Task requirements: Set down the records once more, please, exactly and with the pictures left out.

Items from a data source

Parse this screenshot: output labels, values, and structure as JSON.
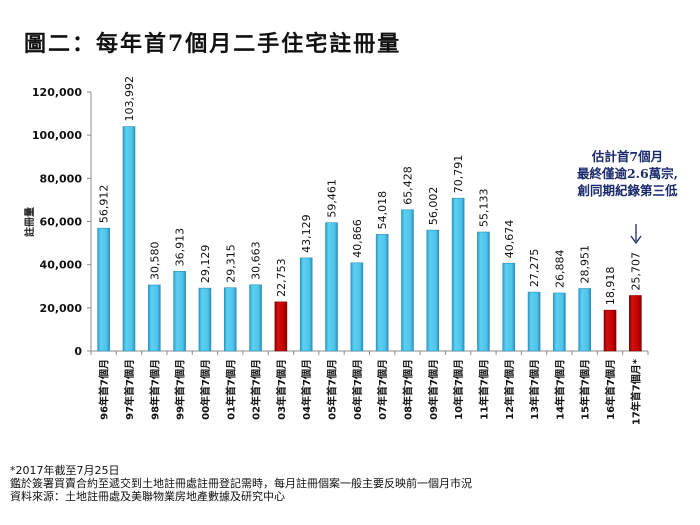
{
  "title": "圖二：每年首7個月二手住宅註冊量",
  "annotation": {
    "lines": [
      "估計首7個月",
      "最終僅逾2.6萬宗,",
      "創同期紀錄第三低"
    ],
    "color": "#1a2a6c"
  },
  "notes": [
    "*2017年截至7月25日",
    "鑑於簽署買賣合約至遞交到土地註冊處註冊登記需時，每月註冊個案一般主要反映前一個月市況",
    "資料來源：土地註冊處及美聯物業房地產數據及研究中心"
  ],
  "chart_data": {
    "type": "bar",
    "title": "圖二：每年首7個月二手住宅註冊量",
    "xlabel": "",
    "ylabel": "註冊量",
    "ylim": [
      0,
      120000
    ],
    "yticks": [
      0,
      20000,
      40000,
      60000,
      80000,
      100000,
      120000
    ],
    "ytick_labels": [
      "0",
      "20,000",
      "40,000",
      "60,000",
      "80,000",
      "100,000",
      "120,000"
    ],
    "grid": false,
    "categories": [
      "96年首7個月",
      "97年首7個月",
      "98年首7個月",
      "99年首7個月",
      "00年首7個月",
      "01年首7個月",
      "02年首7個月",
      "03年首7個月",
      "04年首7個月",
      "05年首7個月",
      "06年首7個月",
      "07年首7個月",
      "08年首7個月",
      "09年首7個月",
      "10年首7個月",
      "11年首7個月",
      "12年首7個月",
      "13年首7個月",
      "14年首7個月",
      "15年首7個月",
      "16年首7個月",
      "17年首7個月*"
    ],
    "values": [
      56912,
      103992,
      30580,
      36913,
      29129,
      29315,
      30663,
      22753,
      43129,
      59461,
      40866,
      54018,
      65428,
      56002,
      70791,
      55133,
      40674,
      27275,
      26884,
      28951,
      18918,
      25707
    ],
    "value_labels": [
      "56,912",
      "103,992",
      "30,580",
      "36,913",
      "29,129",
      "29,315",
      "30,663",
      "22,753",
      "43,129",
      "59,461",
      "40,866",
      "54,018",
      "65,428",
      "56,002",
      "70,791",
      "55,133",
      "40,674",
      "27,275",
      "26,884",
      "28,951",
      "18,918",
      "25,707"
    ],
    "highlight": [
      false,
      false,
      false,
      false,
      false,
      false,
      false,
      true,
      false,
      false,
      false,
      false,
      false,
      false,
      false,
      false,
      false,
      false,
      false,
      false,
      true,
      true
    ],
    "colors": {
      "normal": "#4fc3ea",
      "highlight": "#c00000"
    }
  }
}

Response to this task:
Parse this screenshot: output labels, values, and structure as JSON.
{
  "title": "圖二：每年首7個月二手住宅註冊量",
  "annotation": {
    "lines": [
      "估計首7個月",
      "最終僅逾2.6萬宗,",
      "創同期紀錄第三低"
    ],
    "color": "#1a2a6c"
  },
  "notes": [
    "*2017年截至7月25日",
    "鑑於簽署買賣合約至遞交到土地註冊處註冊登記需時，每月註冊個案一般主要反映前一個月市況",
    "資料來源：土地註冊處及美聯物業房地產數據及研究中心"
  ],
  "chart_data": {
    "type": "bar",
    "title": "圖二：每年首7個月二手住宅註冊量",
    "xlabel": "",
    "ylabel": "註冊量",
    "ylim": [
      0,
      120000
    ],
    "yticks": [
      0,
      20000,
      40000,
      60000,
      80000,
      100000,
      120000
    ],
    "ytick_labels": [
      "0",
      "20,000",
      "40,000",
      "60,000",
      "80,000",
      "100,000",
      "120,000"
    ],
    "grid": false,
    "categories": [
      "96年首7個月",
      "97年首7個月",
      "98年首7個月",
      "99年首7個月",
      "00年首7個月",
      "01年首7個月",
      "02年首7個月",
      "03年首7個月",
      "04年首7個月",
      "05年首7個月",
      "06年首7個月",
      "07年首7個月",
      "08年首7個月",
      "09年首7個月",
      "10年首7個月",
      "11年首7個月",
      "12年首7個月",
      "13年首7個月",
      "14年首7個月",
      "15年首7個月",
      "16年首7個月",
      "17年首7個月*"
    ],
    "values": [
      56912,
      103992,
      30580,
      36913,
      29129,
      29315,
      30663,
      22753,
      43129,
      59461,
      40866,
      54018,
      65428,
      56002,
      70791,
      55133,
      40674,
      27275,
      26884,
      28951,
      18918,
      25707
    ],
    "value_labels": [
      "56,912",
      "103,992",
      "30,580",
      "36,913",
      "29,129",
      "29,315",
      "30,663",
      "22,753",
      "43,129",
      "59,461",
      "40,866",
      "54,018",
      "65,428",
      "56,002",
      "70,791",
      "55,133",
      "40,674",
      "27,275",
      "26,884",
      "28,951",
      "18,918",
      "25,707"
    ],
    "highlight": [
      false,
      false,
      false,
      false,
      false,
      false,
      false,
      true,
      false,
      false,
      false,
      false,
      false,
      false,
      false,
      false,
      false,
      false,
      false,
      false,
      true,
      true
    ],
    "colors": {
      "normal": "#4fc3ea",
      "highlight": "#c00000"
    }
  }
}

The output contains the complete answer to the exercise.